WORK REQUIRED
Every line from the one with "What text is on this page?" to the end of the data needs to be copied exactly, and no line before it.

** begin GIVEN INFORMATION **

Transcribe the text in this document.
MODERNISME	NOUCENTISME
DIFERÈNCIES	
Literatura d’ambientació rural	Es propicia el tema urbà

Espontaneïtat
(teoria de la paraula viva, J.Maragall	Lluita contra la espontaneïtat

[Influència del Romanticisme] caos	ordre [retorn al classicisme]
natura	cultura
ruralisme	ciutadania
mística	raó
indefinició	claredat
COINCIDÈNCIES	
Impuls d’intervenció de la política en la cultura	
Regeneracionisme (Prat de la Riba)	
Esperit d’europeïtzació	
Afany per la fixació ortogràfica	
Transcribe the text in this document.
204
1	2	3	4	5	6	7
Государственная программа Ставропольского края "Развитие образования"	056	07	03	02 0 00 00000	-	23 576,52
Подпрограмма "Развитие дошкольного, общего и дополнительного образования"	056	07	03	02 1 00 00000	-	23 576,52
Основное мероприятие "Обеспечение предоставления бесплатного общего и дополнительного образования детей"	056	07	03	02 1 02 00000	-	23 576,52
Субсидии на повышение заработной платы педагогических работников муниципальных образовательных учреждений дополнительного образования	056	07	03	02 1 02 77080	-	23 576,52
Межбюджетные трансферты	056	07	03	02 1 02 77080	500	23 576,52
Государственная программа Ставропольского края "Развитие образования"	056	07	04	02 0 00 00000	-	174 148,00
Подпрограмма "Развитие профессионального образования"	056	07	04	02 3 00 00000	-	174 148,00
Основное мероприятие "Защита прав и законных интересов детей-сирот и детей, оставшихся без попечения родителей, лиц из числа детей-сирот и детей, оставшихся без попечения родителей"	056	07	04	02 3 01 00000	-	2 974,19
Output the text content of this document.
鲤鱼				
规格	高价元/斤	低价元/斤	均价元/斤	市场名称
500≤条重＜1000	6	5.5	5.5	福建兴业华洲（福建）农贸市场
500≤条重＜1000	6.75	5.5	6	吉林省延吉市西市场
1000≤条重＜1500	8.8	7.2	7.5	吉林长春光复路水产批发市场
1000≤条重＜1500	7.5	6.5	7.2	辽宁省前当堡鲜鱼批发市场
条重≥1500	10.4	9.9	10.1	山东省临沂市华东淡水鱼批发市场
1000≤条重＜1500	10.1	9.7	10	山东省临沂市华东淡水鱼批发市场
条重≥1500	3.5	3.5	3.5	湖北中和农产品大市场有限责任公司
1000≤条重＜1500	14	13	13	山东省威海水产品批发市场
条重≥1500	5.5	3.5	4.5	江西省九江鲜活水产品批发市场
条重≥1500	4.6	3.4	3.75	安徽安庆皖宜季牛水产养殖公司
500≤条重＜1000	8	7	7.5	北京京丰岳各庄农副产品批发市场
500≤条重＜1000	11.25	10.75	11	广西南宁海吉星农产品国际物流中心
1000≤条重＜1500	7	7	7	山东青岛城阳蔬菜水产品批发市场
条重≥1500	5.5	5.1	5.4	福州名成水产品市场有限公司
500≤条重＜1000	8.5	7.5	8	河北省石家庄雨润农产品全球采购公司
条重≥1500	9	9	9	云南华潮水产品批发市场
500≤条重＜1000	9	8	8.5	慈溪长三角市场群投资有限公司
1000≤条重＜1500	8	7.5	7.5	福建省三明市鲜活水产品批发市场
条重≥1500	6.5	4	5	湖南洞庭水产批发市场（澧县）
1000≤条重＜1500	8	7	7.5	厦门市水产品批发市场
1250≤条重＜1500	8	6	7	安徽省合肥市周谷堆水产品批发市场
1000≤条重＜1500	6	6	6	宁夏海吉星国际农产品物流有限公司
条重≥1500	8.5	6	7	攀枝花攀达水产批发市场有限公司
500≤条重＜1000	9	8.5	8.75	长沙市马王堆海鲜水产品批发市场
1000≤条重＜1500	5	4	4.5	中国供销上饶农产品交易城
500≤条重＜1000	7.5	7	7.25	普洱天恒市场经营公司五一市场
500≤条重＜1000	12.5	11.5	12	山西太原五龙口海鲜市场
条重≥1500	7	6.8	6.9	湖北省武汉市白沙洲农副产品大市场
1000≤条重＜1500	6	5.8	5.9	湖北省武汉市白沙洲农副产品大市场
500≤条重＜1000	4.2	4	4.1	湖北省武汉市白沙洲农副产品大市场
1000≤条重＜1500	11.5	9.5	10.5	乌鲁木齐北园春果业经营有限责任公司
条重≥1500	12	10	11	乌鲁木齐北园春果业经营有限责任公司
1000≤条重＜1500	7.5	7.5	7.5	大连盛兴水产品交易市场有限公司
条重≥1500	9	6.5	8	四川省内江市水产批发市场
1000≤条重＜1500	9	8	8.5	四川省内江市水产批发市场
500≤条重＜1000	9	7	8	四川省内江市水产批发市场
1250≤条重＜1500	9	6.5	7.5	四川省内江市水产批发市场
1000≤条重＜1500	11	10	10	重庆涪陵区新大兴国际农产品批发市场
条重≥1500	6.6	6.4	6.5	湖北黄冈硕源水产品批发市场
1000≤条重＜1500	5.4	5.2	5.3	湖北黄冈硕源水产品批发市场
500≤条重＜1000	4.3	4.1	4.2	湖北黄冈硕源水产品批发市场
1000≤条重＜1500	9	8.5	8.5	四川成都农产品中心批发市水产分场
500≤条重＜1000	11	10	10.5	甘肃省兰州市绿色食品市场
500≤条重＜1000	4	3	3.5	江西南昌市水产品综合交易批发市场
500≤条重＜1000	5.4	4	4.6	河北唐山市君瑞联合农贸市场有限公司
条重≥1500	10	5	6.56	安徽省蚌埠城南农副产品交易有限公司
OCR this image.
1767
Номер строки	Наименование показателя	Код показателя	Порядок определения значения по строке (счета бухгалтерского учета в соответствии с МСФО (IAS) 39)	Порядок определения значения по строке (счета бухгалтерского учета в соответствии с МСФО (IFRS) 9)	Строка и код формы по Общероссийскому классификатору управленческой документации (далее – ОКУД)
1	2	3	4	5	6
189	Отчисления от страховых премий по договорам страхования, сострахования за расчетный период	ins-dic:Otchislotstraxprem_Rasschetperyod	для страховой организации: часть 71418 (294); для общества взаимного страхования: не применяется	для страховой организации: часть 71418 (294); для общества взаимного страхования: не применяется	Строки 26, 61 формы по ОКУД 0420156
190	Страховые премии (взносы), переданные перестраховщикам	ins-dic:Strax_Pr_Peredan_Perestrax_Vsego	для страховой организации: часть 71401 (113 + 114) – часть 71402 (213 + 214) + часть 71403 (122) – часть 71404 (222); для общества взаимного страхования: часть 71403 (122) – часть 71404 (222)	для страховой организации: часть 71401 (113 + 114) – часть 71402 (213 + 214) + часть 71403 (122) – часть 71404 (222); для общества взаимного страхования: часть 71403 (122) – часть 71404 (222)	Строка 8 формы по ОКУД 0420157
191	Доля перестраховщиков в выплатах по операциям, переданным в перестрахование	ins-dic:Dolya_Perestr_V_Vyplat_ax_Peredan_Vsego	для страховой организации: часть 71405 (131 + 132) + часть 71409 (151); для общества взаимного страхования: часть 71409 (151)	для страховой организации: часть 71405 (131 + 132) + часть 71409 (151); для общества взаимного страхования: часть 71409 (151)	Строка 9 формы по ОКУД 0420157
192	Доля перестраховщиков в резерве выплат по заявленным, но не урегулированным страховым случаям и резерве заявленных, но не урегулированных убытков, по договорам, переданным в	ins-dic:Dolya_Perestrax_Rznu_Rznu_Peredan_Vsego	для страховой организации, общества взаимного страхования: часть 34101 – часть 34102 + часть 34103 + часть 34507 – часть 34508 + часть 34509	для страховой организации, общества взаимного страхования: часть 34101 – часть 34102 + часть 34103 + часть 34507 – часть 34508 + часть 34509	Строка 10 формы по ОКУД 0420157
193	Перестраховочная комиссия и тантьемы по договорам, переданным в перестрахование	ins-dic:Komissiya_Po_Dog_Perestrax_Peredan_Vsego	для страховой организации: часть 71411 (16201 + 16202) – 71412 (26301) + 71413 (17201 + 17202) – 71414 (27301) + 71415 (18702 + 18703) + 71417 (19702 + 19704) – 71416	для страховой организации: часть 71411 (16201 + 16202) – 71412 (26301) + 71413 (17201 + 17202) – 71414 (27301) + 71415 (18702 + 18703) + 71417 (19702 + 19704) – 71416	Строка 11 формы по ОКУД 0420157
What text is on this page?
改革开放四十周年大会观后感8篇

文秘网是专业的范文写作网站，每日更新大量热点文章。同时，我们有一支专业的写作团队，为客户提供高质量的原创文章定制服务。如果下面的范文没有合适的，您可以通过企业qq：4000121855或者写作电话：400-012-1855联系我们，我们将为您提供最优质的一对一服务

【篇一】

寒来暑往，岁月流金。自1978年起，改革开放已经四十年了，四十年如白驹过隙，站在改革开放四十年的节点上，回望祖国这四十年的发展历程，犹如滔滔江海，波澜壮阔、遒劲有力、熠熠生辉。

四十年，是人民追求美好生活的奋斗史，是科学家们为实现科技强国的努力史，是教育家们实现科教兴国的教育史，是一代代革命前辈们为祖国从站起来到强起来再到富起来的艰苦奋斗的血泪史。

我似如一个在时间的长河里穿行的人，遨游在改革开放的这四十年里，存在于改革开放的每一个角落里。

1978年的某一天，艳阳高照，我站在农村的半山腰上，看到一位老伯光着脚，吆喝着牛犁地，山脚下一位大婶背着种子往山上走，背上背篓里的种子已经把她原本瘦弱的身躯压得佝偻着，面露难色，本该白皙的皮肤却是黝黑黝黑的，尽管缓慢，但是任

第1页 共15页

** end GIVEN INFORMATION **

EXERCISE RESULT
What text is on this page?
改革开放四十周年大会观后感8篇

文秘网是专业的范文写作网站，每日更新大量热点文章。同时，我们有一支专业的写作团队，为客户提供高质量的原创文章定制服务。如果下面的范文没有合适的，您可以通过企业qq：4000121855或者写作电话：400-012-1855联系我们，我们将为您提供最优质的一对一服务

【篇一】

寒来暑往，岁月流金。自1978年起，改革开放已经四十年了，四十年如白驹过隙，站在改革开放四十年的节点上，回望祖国这四十年的发展历程，犹如滔滔江海，波澜壮阔、遒劲有力、熠熠生辉。

四十年，是人民追求美好生活的奋斗史，是科学家们为实现科技强国的努力史，是教育家们实现科教兴国的教育史，是一代代革命前辈们为祖国从站起来到强起来再到富起来的艰苦奋斗的血泪史。

我似如一个在时间的长河里穿行的人，遨游在改革开放的这四十年里，存在于改革开放的每一个角落里。

1978年的某一天，艳阳高照，我站在农村的半山腰上，看到一位老伯光着脚，吆喝着牛犁地，山脚下一位大婶背着种子往山上走，背上背篓里的种子已经把她原本瘦弱的身躯压得佝偻着，面露难色，本该白皙的皮肤却是黝黑黝黑的，尽管缓慢，但是任

第1页 共15页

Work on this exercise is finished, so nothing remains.